▶ AIM OF THE EXERCISE
Reproduce every line of the material below, but drop the pictures.

▶ INFORMATION GIVEN
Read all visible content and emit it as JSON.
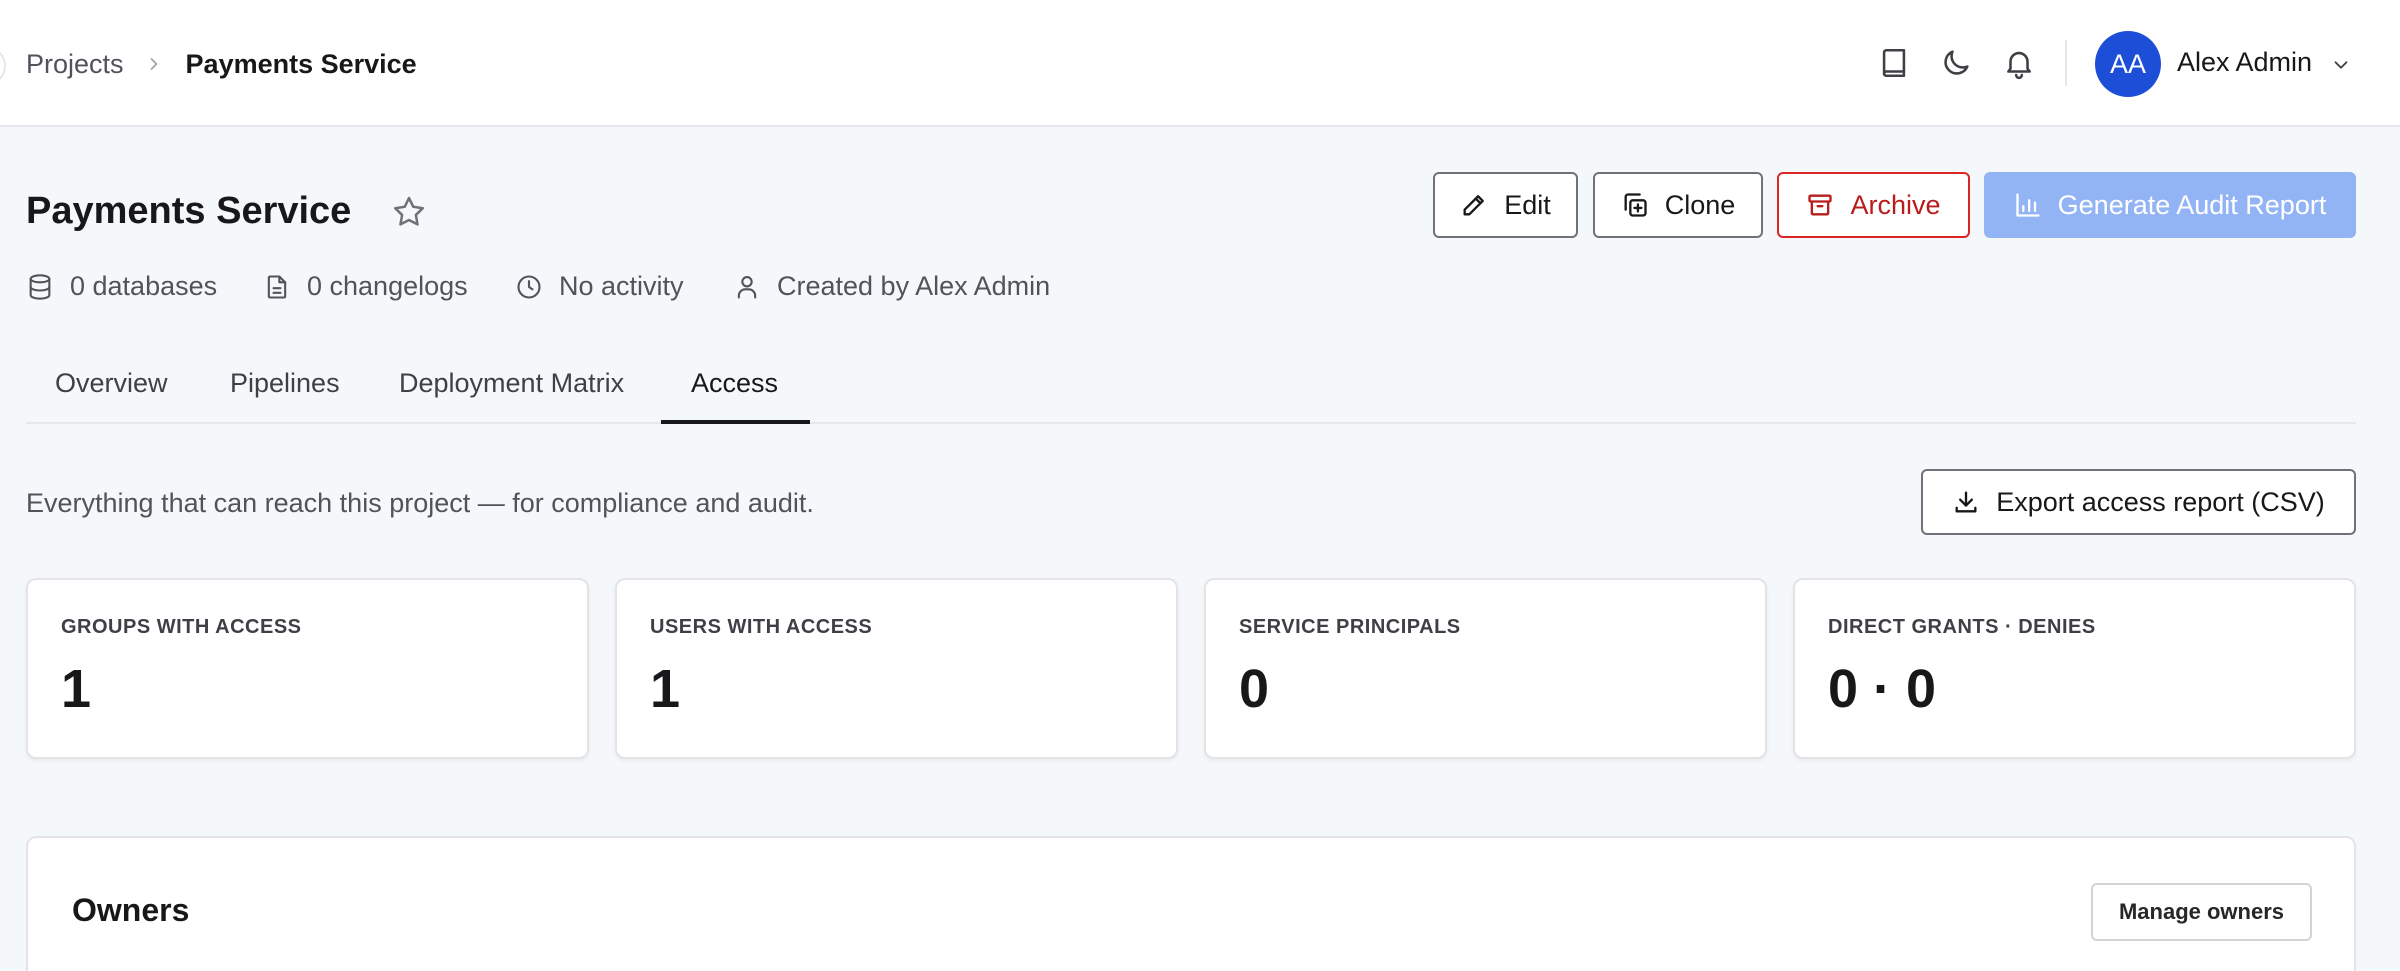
{
  "breadcrumb": {
    "parent": "Projects",
    "current": "Payments Service"
  },
  "header": {
    "icons": [
      "book-icon",
      "moon-icon",
      "bell-icon"
    ],
    "user": {
      "initials": "AA",
      "name": "Alex Admin"
    }
  },
  "project": {
    "title": "Payments Service",
    "meta": {
      "databases": "0 databases",
      "changelogs": "0 changelogs",
      "activity": "No activity",
      "created_by": "Created by Alex Admin"
    }
  },
  "actions": {
    "edit": "Edit",
    "clone": "Clone",
    "archive": "Archive",
    "audit": "Generate Audit Report"
  },
  "tabs": [
    {
      "label": "Overview"
    },
    {
      "label": "Pipelines"
    },
    {
      "label": "Deployment Matrix"
    },
    {
      "label": "Access",
      "active": true
    }
  ],
  "access": {
    "subtitle": "Everything that can reach this project — for compliance and audit.",
    "export_label": "Export access report (CSV)",
    "stats": [
      {
        "label": "GROUPS WITH ACCESS",
        "value": "1"
      },
      {
        "label": "USERS WITH ACCESS",
        "value": "1"
      },
      {
        "label": "SERVICE PRINCIPALS",
        "value": "0"
      },
      {
        "label": "DIRECT GRANTS · DENIES",
        "value": "0 · 0"
      }
    ]
  },
  "owners": {
    "title": "Owners",
    "manage_label": "Manage owners"
  },
  "colors": {
    "accent": "#1d4ed8",
    "audit_button": "#93b4f4",
    "archive": "#dc2626",
    "background": "#f5f8fb"
  }
}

▶ RESPONSE TO THE TASK
Read all visible content and emit it as JSON.
{
  "breadcrumb": {
    "parent": "Projects",
    "current": "Payments Service"
  },
  "header": {
    "icons": [
      "book-icon",
      "moon-icon",
      "bell-icon"
    ],
    "user": {
      "initials": "AA",
      "name": "Alex Admin"
    }
  },
  "project": {
    "title": "Payments Service",
    "meta": {
      "databases": "0 databases",
      "changelogs": "0 changelogs",
      "activity": "No activity",
      "created_by": "Created by Alex Admin"
    }
  },
  "actions": {
    "edit": "Edit",
    "clone": "Clone",
    "archive": "Archive",
    "audit": "Generate Audit Report"
  },
  "tabs": [
    {
      "label": "Overview"
    },
    {
      "label": "Pipelines"
    },
    {
      "label": "Deployment Matrix"
    },
    {
      "label": "Access",
      "active": true
    }
  ],
  "access": {
    "subtitle": "Everything that can reach this project — for compliance and audit.",
    "export_label": "Export access report (CSV)",
    "stats": [
      {
        "label": "GROUPS WITH ACCESS",
        "value": "1"
      },
      {
        "label": "USERS WITH ACCESS",
        "value": "1"
      },
      {
        "label": "SERVICE PRINCIPALS",
        "value": "0"
      },
      {
        "label": "DIRECT GRANTS · DENIES",
        "value": "0 · 0"
      }
    ]
  },
  "owners": {
    "title": "Owners",
    "manage_label": "Manage owners"
  },
  "colors": {
    "accent": "#1d4ed8",
    "audit_button": "#93b4f4",
    "archive": "#dc2626",
    "background": "#f5f8fb"
  }
}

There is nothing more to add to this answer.